**EXERCISE DETAILS**
In the data below, find the line with "Enumerate this screenshot's" and output it along with every later line, exactly, but not the pictures.

**RECORDS PROVIDED**
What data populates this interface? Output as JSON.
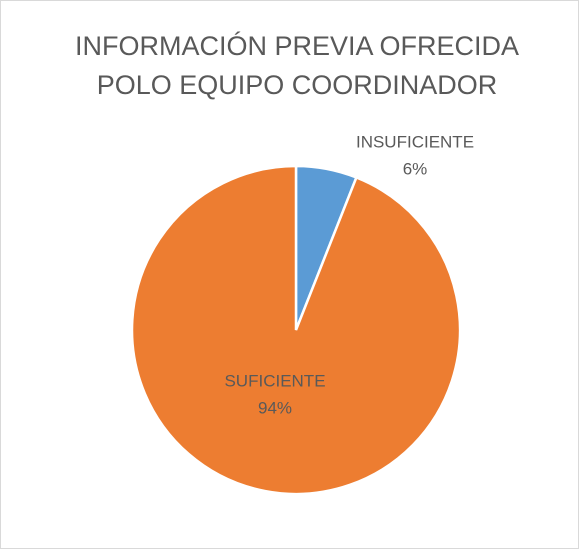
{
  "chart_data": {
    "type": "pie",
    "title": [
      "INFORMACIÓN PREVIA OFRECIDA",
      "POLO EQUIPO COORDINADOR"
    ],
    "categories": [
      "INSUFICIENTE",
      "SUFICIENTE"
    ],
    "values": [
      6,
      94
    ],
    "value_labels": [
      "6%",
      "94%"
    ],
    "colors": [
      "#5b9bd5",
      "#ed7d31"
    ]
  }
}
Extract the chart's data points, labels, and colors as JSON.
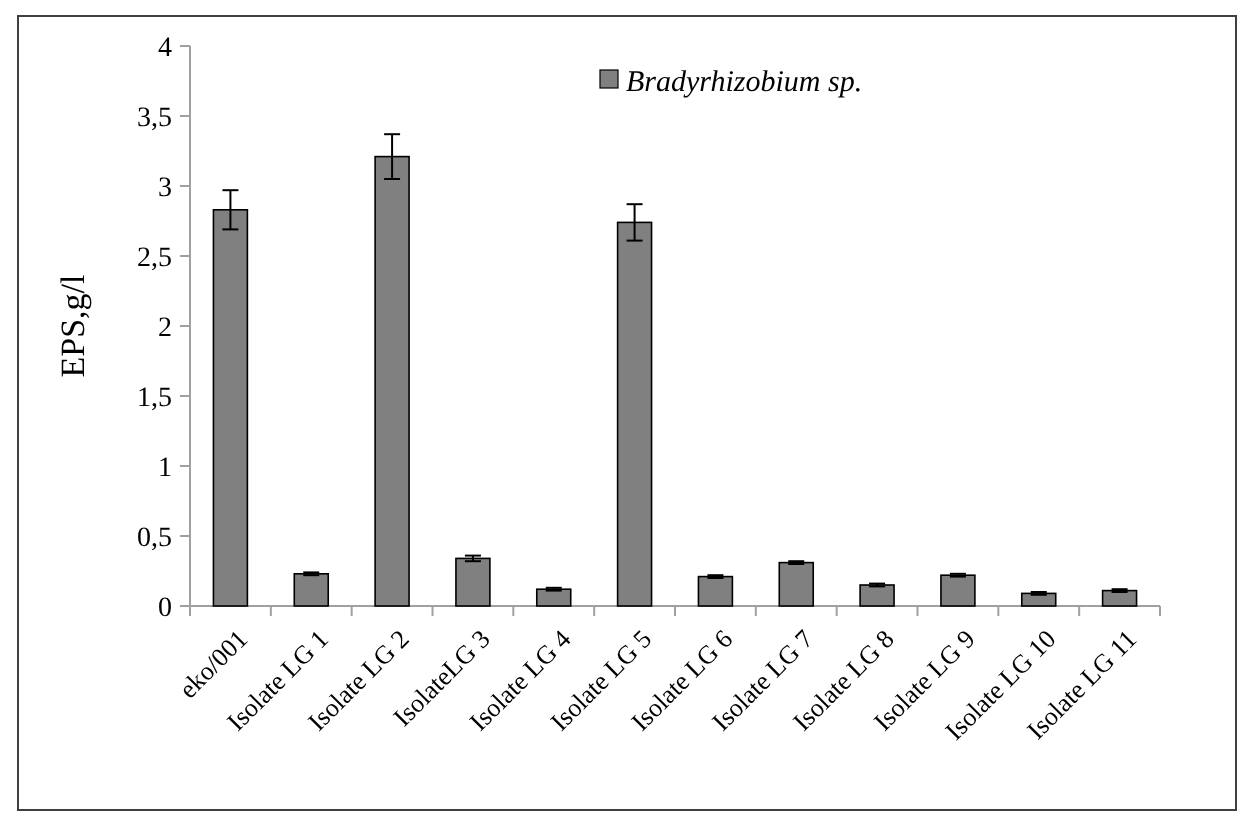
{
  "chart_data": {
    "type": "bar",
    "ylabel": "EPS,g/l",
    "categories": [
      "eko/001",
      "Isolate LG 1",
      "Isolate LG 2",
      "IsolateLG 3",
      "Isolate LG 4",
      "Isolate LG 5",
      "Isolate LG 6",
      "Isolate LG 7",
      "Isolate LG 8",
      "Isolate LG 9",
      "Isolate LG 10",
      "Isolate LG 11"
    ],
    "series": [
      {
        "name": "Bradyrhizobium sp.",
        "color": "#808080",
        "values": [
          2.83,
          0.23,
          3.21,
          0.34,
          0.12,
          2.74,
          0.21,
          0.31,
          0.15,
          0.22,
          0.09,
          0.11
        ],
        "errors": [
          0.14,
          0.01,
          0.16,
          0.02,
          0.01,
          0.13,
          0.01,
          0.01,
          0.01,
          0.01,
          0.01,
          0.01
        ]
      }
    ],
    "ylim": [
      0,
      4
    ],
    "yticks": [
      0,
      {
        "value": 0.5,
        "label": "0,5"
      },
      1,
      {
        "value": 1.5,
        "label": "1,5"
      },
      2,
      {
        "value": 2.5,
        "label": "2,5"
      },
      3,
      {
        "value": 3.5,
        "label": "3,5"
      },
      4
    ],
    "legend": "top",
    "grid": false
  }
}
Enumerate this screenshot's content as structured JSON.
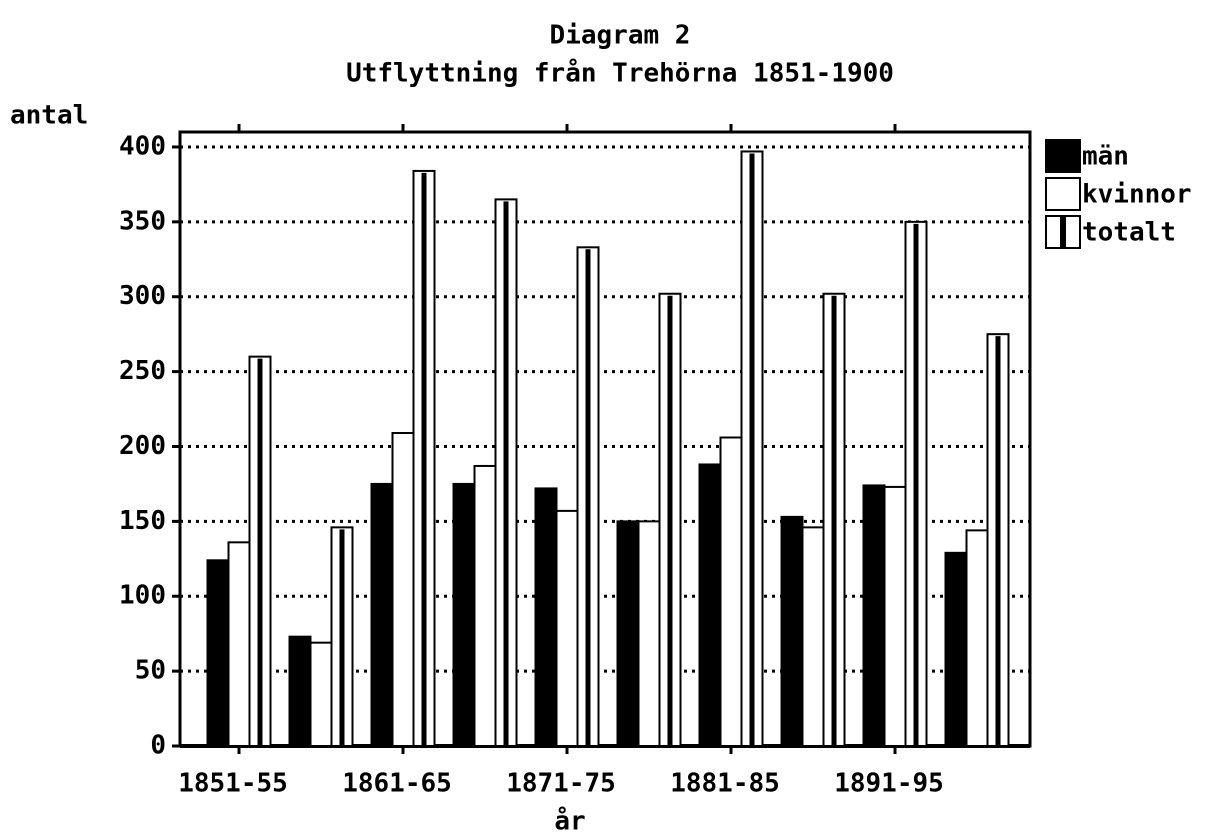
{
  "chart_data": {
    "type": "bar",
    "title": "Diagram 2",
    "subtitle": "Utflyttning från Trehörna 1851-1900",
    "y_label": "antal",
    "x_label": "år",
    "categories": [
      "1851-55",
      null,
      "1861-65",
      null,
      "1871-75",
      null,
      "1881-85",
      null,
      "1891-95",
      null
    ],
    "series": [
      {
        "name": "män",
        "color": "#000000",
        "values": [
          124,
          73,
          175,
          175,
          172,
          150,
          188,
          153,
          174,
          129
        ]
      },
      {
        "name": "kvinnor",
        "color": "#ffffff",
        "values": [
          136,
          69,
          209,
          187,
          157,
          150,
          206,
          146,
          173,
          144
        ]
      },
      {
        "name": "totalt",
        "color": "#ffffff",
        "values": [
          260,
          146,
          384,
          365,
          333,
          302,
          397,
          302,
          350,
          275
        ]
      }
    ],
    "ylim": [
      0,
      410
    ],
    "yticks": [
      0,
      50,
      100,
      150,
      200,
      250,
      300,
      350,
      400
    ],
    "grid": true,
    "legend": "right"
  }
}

**RESULT**
Enumerate this screenshot's content as structured JSON.
{
  "chart_data": {
    "type": "bar",
    "title": "Diagram 2",
    "subtitle": "Utflyttning från Trehörna 1851-1900",
    "y_label": "antal",
    "x_label": "år",
    "categories": [
      "1851-55",
      null,
      "1861-65",
      null,
      "1871-75",
      null,
      "1881-85",
      null,
      "1891-95",
      null
    ],
    "series": [
      {
        "name": "män",
        "color": "#000000",
        "values": [
          124,
          73,
          175,
          175,
          172,
          150,
          188,
          153,
          174,
          129
        ]
      },
      {
        "name": "kvinnor",
        "color": "#ffffff",
        "values": [
          136,
          69,
          209,
          187,
          157,
          150,
          206,
          146,
          173,
          144
        ]
      },
      {
        "name": "totalt",
        "color": "#ffffff",
        "values": [
          260,
          146,
          384,
          365,
          333,
          302,
          397,
          302,
          350,
          275
        ]
      }
    ],
    "ylim": [
      0,
      410
    ],
    "yticks": [
      0,
      50,
      100,
      150,
      200,
      250,
      300,
      350,
      400
    ],
    "grid": true,
    "legend": "right"
  }
}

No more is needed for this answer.